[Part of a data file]
----
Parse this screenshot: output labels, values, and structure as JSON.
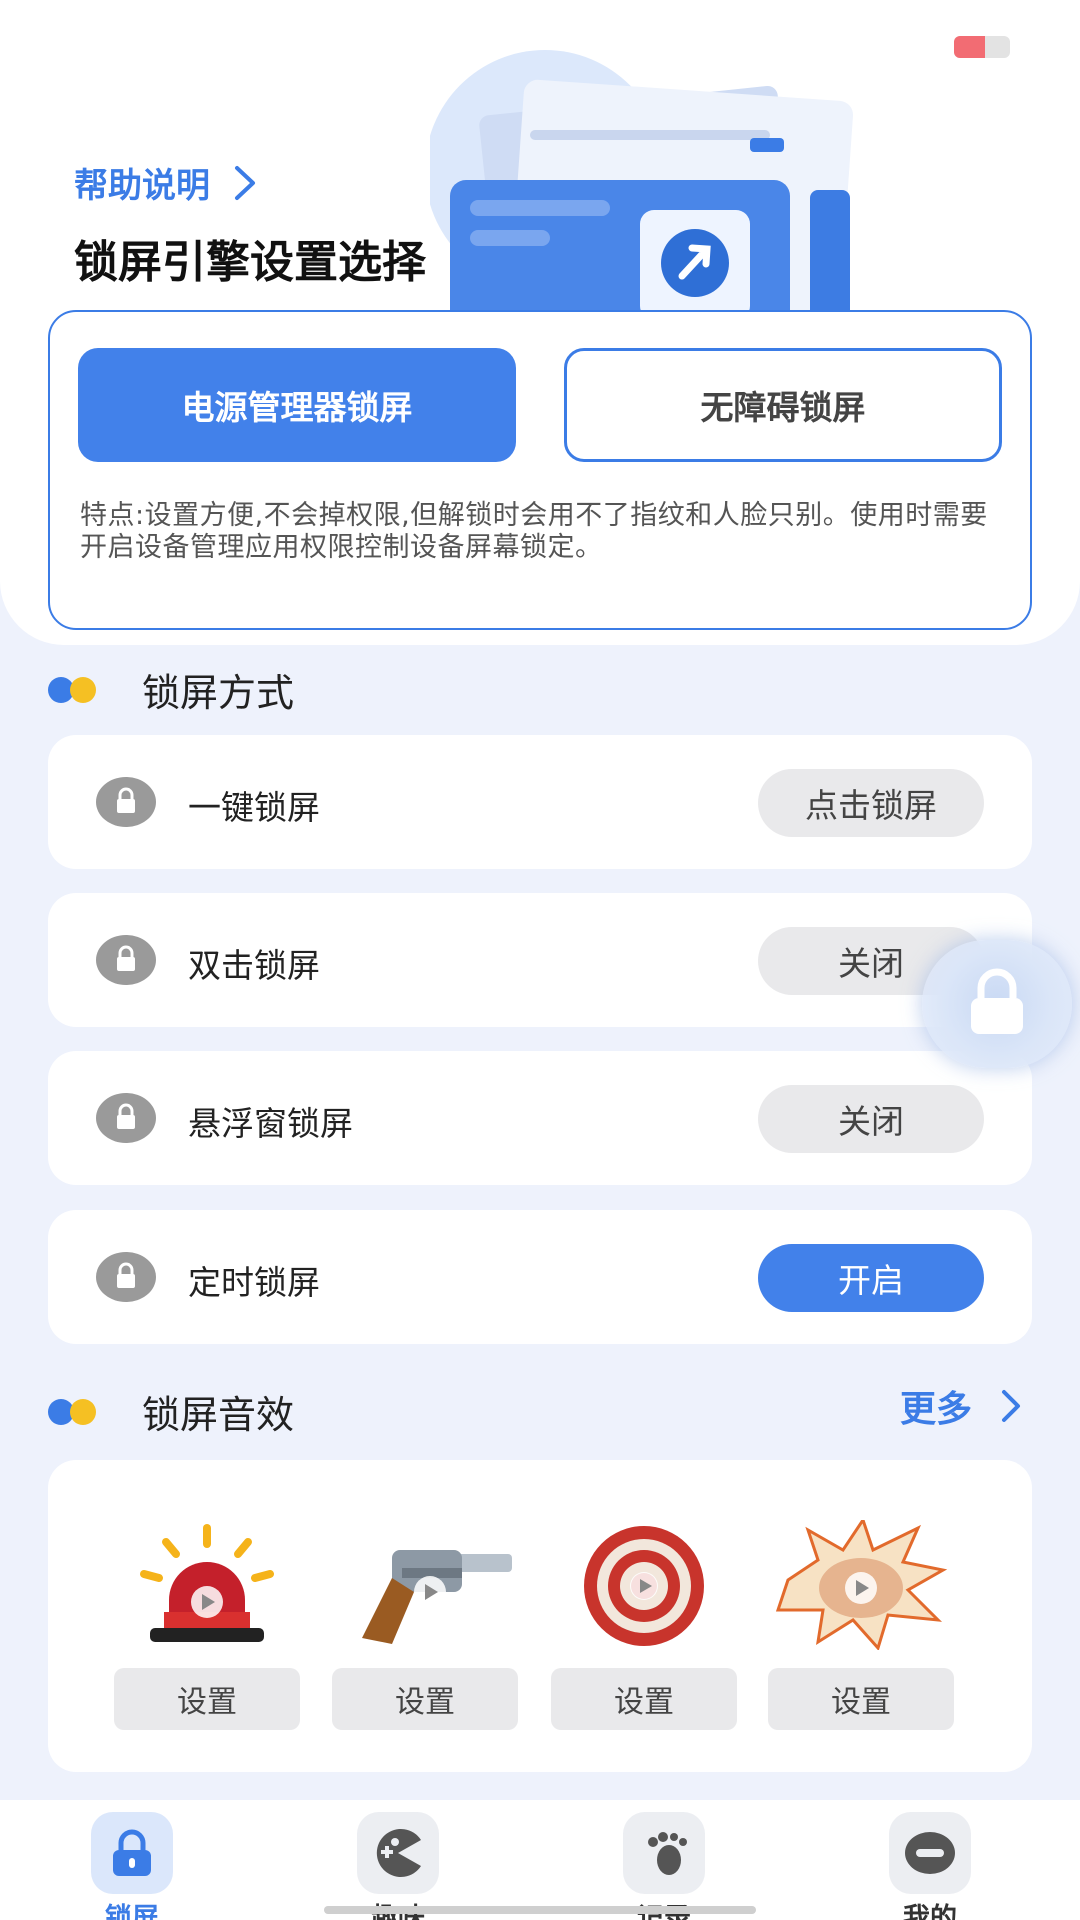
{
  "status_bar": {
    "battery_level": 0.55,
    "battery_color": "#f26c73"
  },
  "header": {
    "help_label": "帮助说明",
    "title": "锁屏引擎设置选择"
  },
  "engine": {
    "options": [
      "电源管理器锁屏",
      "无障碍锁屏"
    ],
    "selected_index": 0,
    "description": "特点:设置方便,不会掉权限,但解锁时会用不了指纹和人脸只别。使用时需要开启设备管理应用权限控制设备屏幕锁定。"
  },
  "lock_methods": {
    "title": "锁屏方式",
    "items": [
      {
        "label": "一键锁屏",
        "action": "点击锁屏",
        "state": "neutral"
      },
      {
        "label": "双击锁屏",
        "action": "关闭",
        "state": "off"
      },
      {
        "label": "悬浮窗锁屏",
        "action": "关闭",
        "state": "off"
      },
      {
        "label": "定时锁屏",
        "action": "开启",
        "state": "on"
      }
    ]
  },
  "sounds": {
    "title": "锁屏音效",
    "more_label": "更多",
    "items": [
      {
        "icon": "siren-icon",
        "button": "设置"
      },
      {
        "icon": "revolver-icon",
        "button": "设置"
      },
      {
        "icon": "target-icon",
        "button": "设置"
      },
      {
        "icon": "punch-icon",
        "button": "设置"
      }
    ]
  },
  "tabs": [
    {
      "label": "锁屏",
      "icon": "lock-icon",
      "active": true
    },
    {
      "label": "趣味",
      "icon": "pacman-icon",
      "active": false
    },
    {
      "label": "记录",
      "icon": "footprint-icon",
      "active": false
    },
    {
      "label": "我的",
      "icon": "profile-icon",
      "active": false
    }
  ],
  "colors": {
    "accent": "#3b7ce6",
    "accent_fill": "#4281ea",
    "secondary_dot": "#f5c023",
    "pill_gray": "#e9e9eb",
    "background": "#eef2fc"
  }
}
----
- What is asked: Keep the pictures out of your copy, and repeat every entry above exactly.

- Result:
Parse this screenshot: output labels, values, and structure as JSON.
{
  "status_bar": {
    "battery_level": 0.55,
    "battery_color": "#f26c73"
  },
  "header": {
    "help_label": "帮助说明",
    "title": "锁屏引擎设置选择"
  },
  "engine": {
    "options": [
      "电源管理器锁屏",
      "无障碍锁屏"
    ],
    "selected_index": 0,
    "description": "特点:设置方便,不会掉权限,但解锁时会用不了指纹和人脸只别。使用时需要开启设备管理应用权限控制设备屏幕锁定。"
  },
  "lock_methods": {
    "title": "锁屏方式",
    "items": [
      {
        "label": "一键锁屏",
        "action": "点击锁屏",
        "state": "neutral"
      },
      {
        "label": "双击锁屏",
        "action": "关闭",
        "state": "off"
      },
      {
        "label": "悬浮窗锁屏",
        "action": "关闭",
        "state": "off"
      },
      {
        "label": "定时锁屏",
        "action": "开启",
        "state": "on"
      }
    ]
  },
  "sounds": {
    "title": "锁屏音效",
    "more_label": "更多",
    "items": [
      {
        "icon": "siren-icon",
        "button": "设置"
      },
      {
        "icon": "revolver-icon",
        "button": "设置"
      },
      {
        "icon": "target-icon",
        "button": "设置"
      },
      {
        "icon": "punch-icon",
        "button": "设置"
      }
    ]
  },
  "tabs": [
    {
      "label": "锁屏",
      "icon": "lock-icon",
      "active": true
    },
    {
      "label": "趣味",
      "icon": "pacman-icon",
      "active": false
    },
    {
      "label": "记录",
      "icon": "footprint-icon",
      "active": false
    },
    {
      "label": "我的",
      "icon": "profile-icon",
      "active": false
    }
  ],
  "colors": {
    "accent": "#3b7ce6",
    "accent_fill": "#4281ea",
    "secondary_dot": "#f5c023",
    "pill_gray": "#e9e9eb",
    "background": "#eef2fc"
  }
}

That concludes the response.